◆ **WORK TO BE COMPLETED**: Where a line holds the word "left", copy that line.

◆ **SUPPLIED DATA**:
▼▼▼

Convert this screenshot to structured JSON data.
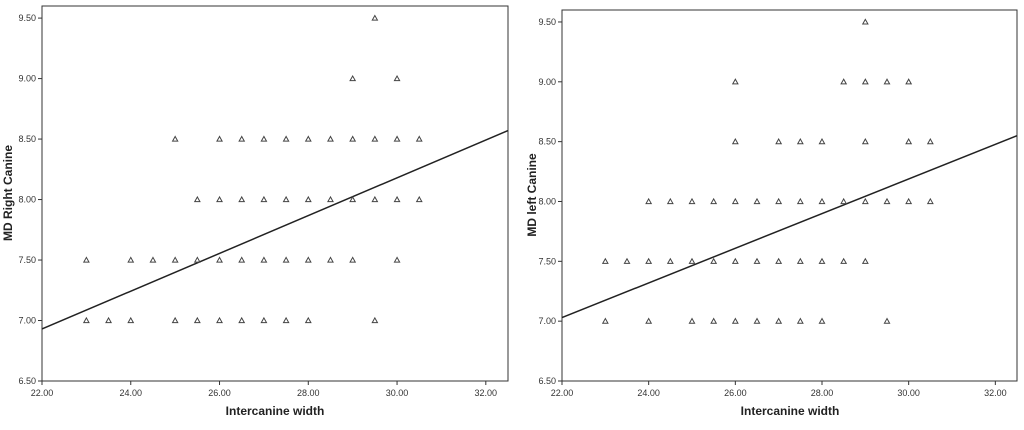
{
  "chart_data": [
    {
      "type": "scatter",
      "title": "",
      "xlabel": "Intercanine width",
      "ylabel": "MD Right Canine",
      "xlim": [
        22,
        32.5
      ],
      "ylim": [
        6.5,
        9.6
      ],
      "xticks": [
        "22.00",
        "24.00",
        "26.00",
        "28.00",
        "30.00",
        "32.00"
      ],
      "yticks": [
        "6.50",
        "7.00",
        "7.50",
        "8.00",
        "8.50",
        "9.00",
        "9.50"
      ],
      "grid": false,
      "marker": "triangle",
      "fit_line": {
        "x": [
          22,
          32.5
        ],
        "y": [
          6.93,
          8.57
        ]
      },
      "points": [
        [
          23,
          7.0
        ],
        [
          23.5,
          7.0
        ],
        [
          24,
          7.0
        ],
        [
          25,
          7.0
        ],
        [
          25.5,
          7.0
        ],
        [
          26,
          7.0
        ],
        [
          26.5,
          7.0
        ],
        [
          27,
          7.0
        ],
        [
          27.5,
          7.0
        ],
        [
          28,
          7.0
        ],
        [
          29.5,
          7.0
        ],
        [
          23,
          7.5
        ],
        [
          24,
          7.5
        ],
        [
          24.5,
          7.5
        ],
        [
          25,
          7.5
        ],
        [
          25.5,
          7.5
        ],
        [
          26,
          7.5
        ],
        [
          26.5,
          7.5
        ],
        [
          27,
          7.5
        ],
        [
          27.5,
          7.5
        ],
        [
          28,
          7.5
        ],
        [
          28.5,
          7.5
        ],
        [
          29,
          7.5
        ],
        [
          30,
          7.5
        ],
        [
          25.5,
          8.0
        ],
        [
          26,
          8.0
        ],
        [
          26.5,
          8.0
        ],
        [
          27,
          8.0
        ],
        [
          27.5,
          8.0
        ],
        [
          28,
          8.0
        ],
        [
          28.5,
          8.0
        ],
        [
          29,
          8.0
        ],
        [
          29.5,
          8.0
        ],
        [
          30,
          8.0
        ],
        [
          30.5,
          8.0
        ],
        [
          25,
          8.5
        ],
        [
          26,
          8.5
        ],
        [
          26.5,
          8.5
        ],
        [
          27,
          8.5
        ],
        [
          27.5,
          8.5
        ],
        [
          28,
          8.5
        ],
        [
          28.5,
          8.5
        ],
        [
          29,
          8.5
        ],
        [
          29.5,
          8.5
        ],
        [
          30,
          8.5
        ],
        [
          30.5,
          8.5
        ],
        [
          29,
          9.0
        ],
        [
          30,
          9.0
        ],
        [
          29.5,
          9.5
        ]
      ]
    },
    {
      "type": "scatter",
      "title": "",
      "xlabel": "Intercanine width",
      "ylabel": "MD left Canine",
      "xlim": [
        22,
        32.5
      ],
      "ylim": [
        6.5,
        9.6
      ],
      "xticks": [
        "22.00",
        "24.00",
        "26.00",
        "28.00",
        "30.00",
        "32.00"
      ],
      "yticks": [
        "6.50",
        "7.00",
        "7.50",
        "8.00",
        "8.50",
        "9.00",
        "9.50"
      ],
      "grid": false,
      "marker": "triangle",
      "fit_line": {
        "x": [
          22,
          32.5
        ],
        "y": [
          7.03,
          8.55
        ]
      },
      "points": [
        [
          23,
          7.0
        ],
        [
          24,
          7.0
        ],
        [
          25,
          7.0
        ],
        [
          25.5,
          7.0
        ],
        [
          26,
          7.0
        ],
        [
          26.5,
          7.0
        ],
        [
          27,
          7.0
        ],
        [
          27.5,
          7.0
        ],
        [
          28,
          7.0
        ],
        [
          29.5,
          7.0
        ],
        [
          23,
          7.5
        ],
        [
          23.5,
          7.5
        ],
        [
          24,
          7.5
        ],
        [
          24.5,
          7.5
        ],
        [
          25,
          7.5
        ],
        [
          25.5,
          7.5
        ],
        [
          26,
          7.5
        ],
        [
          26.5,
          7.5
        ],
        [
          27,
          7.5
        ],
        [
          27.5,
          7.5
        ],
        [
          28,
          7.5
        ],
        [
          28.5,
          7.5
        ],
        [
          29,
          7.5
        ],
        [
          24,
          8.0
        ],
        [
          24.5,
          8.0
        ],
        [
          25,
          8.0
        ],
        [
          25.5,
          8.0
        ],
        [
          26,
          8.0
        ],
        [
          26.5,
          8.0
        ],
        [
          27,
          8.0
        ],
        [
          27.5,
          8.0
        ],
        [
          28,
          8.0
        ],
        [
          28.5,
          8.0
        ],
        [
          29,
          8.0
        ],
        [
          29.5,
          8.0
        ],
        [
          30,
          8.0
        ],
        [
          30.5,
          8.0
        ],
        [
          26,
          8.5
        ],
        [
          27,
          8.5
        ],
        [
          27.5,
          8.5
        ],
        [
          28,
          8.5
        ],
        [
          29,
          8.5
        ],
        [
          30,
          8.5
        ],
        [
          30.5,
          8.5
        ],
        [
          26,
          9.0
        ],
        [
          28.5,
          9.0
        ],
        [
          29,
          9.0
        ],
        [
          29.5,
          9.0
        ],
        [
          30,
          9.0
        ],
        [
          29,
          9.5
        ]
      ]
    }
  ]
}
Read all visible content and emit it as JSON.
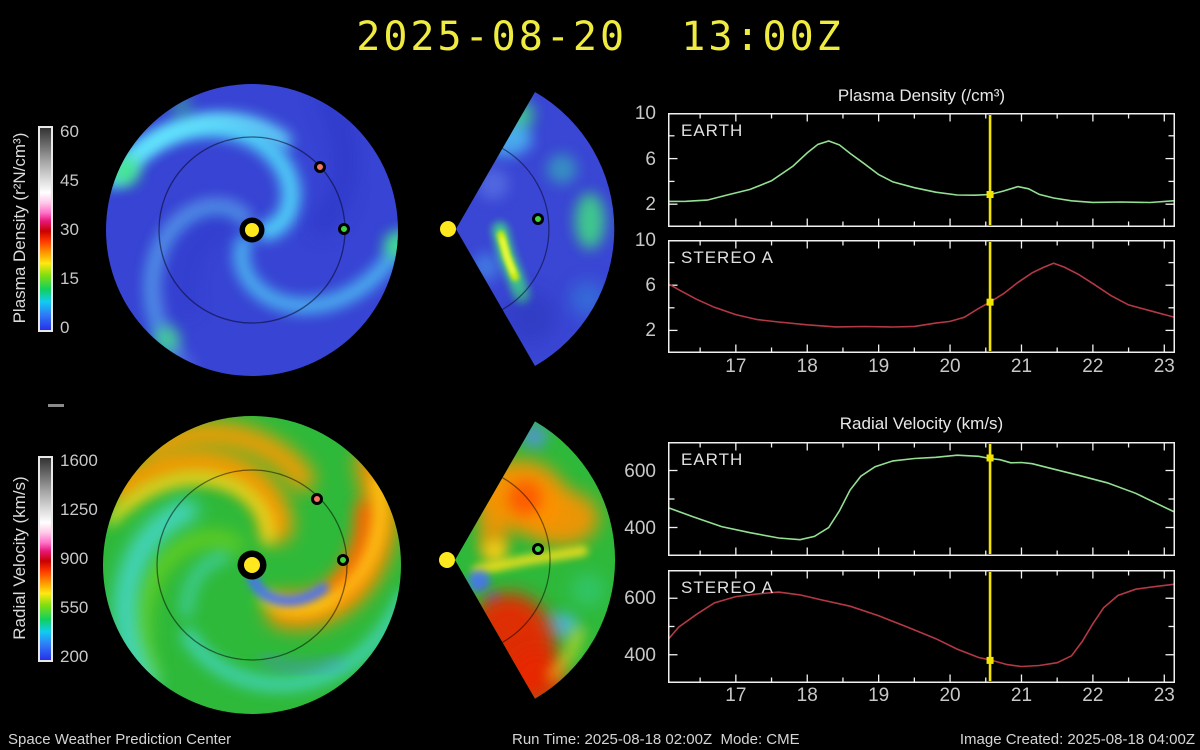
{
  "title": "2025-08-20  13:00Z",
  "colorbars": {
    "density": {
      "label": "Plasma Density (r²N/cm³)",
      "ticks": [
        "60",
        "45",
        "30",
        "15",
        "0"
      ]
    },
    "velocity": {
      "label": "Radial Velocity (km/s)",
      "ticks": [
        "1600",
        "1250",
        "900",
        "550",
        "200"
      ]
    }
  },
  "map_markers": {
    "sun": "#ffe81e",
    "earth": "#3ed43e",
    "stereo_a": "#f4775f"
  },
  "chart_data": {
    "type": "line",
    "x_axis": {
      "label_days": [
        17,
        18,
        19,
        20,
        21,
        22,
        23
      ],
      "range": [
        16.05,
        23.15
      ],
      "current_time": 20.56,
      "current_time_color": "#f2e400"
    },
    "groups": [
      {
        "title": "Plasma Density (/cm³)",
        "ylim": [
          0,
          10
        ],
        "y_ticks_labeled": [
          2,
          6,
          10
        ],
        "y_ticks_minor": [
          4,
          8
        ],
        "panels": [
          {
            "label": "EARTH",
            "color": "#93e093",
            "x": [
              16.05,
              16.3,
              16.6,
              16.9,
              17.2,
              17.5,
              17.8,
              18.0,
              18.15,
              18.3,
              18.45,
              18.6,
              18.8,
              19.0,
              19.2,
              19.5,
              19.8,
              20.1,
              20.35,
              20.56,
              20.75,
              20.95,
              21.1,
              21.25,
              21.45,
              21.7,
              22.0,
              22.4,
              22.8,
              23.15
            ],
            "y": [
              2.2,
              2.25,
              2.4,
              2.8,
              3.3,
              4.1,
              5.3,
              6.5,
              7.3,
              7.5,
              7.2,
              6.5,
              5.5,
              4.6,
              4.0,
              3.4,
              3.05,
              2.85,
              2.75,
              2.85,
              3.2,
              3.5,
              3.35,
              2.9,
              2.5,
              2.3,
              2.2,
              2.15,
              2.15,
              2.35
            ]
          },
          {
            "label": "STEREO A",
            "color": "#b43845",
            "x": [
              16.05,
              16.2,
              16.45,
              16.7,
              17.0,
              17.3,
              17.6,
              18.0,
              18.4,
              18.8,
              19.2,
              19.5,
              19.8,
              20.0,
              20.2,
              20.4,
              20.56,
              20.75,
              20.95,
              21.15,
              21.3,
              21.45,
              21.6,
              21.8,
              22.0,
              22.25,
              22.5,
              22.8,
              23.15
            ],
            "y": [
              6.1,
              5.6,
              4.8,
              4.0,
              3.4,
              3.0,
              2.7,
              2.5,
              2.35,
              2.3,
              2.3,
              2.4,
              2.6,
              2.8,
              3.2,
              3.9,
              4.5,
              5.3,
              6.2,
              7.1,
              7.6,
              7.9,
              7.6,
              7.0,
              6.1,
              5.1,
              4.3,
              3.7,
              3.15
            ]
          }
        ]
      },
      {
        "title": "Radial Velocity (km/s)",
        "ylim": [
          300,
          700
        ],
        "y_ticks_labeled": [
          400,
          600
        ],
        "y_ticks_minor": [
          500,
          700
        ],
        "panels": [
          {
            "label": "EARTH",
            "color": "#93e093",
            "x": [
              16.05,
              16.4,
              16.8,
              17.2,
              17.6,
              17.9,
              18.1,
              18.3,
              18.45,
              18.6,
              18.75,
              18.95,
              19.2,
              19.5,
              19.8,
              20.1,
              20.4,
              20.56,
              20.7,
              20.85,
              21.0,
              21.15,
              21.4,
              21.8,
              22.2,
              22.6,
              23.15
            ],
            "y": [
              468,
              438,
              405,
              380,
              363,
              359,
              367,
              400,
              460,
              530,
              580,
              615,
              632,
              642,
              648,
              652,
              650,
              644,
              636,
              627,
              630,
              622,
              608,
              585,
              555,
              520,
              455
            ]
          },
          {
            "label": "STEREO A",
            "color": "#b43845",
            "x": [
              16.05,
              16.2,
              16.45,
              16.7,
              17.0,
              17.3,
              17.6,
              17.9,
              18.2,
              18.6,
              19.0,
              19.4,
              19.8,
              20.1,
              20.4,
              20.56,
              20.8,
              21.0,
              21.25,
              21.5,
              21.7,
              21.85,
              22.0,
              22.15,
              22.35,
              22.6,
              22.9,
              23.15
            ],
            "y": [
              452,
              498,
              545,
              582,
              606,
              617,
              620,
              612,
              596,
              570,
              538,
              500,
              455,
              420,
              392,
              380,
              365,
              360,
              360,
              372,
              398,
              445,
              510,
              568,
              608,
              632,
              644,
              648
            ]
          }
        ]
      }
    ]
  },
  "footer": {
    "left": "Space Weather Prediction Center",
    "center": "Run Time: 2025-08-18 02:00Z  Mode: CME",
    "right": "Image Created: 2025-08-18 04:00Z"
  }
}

▲▲▲

◆ **OUTPUT**:
      "ylabel": "MD left Canine",
    "left": "Space Weather Prediction Center",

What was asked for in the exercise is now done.